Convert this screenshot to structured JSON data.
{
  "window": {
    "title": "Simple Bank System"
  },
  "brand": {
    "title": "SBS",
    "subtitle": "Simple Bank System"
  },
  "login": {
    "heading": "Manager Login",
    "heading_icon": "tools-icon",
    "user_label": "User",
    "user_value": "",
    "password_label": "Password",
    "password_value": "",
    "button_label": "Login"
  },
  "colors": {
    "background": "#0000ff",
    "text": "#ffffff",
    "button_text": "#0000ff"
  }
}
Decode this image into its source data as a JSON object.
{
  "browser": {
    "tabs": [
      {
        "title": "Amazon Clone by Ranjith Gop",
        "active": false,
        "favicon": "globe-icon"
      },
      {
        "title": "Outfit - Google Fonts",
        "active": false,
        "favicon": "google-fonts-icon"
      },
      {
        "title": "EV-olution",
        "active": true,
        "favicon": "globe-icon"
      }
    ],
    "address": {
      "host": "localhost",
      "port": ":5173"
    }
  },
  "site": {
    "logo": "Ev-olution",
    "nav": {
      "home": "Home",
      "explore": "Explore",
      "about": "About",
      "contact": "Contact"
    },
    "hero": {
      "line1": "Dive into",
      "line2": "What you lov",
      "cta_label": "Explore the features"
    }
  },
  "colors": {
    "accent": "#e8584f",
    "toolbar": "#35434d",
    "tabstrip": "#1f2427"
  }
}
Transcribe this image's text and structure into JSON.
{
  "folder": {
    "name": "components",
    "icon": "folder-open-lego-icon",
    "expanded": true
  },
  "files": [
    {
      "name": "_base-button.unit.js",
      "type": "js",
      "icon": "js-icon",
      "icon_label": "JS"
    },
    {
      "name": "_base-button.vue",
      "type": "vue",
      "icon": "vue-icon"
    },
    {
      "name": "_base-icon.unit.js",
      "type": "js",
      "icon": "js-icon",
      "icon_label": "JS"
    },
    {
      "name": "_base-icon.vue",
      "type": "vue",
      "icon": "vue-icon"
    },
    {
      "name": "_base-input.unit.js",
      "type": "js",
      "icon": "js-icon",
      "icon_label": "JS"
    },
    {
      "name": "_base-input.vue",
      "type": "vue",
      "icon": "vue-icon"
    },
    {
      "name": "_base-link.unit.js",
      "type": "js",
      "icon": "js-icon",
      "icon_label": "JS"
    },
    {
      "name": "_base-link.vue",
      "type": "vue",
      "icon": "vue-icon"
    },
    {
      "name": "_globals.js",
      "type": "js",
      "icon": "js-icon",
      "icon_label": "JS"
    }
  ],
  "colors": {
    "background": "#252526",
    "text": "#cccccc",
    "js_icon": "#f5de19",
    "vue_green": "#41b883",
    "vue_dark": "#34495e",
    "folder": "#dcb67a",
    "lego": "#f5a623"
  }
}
···
What is required → Make an exact copy of the material above.

Result below →
Convert this screenshot to structured JSON data.
{
  "window": {
    "title": "Simple Bank System"
  },
  "brand": {
    "title": "SBS",
    "subtitle": "Simple Bank System"
  },
  "login": {
    "heading": "Manager Login",
    "heading_icon": "tools-icon",
    "user_label": "User",
    "user_value": "",
    "password_label": "Password",
    "password_value": "",
    "button_label": "Login"
  },
  "colors": {
    "background": "#0000ff",
    "text": "#ffffff",
    "button_text": "#0000ff"
  }
}
Decode this image into its source data as a JSON object.
{
  "browser": {
    "tabs": [
      {
        "title": "Amazon Clone by Ranjith Gop",
        "active": false,
        "favicon": "globe-icon"
      },
      {
        "title": "Outfit - Google Fonts",
        "active": false,
        "favicon": "google-fonts-icon"
      },
      {
        "title": "EV-olution",
        "active": true,
        "favicon": "globe-icon"
      }
    ],
    "address": {
      "host": "localhost",
      "port": ":5173"
    }
  },
  "site": {
    "logo": "Ev-olution",
    "nav": {
      "home": "Home",
      "explore": "Explore",
      "about": "About",
      "contact": "Contact"
    },
    "hero": {
      "line1": "Dive into",
      "line2": "What you lov",
      "cta_label": "Explore the features"
    }
  },
  "colors": {
    "accent": "#e8584f",
    "toolbar": "#35434d",
    "tabstrip": "#1f2427"
  }
}
Transcribe this image's text and structure into JSON.
{
  "folder": {
    "name": "components",
    "icon": "folder-open-lego-icon",
    "expanded": true
  },
  "files": [
    {
      "name": "_base-button.unit.js",
      "type": "js",
      "icon": "js-icon",
      "icon_label": "JS"
    },
    {
      "name": "_base-button.vue",
      "type": "vue",
      "icon": "vue-icon"
    },
    {
      "name": "_base-icon.unit.js",
      "type": "js",
      "icon": "js-icon",
      "icon_label": "JS"
    },
    {
      "name": "_base-icon.vue",
      "type": "vue",
      "icon": "vue-icon"
    },
    {
      "name": "_base-input.unit.js",
      "type": "js",
      "icon": "js-icon",
      "icon_label": "JS"
    },
    {
      "name": "_base-input.vue",
      "type": "vue",
      "icon": "vue-icon"
    },
    {
      "name": "_base-link.unit.js",
      "type": "js",
      "icon": "js-icon",
      "icon_label": "JS"
    },
    {
      "name": "_base-link.vue",
      "type": "vue",
      "icon": "vue-icon"
    },
    {
      "name": "_globals.js",
      "type": "js",
      "icon": "js-icon",
      "icon_label": "JS"
    }
  ],
  "colors": {
    "background": "#252526",
    "text": "#cccccc",
    "js_icon": "#f5de19",
    "vue_green": "#41b883",
    "vue_dark": "#34495e",
    "folder": "#dcb67a",
    "lego": "#f5a623"
  }
}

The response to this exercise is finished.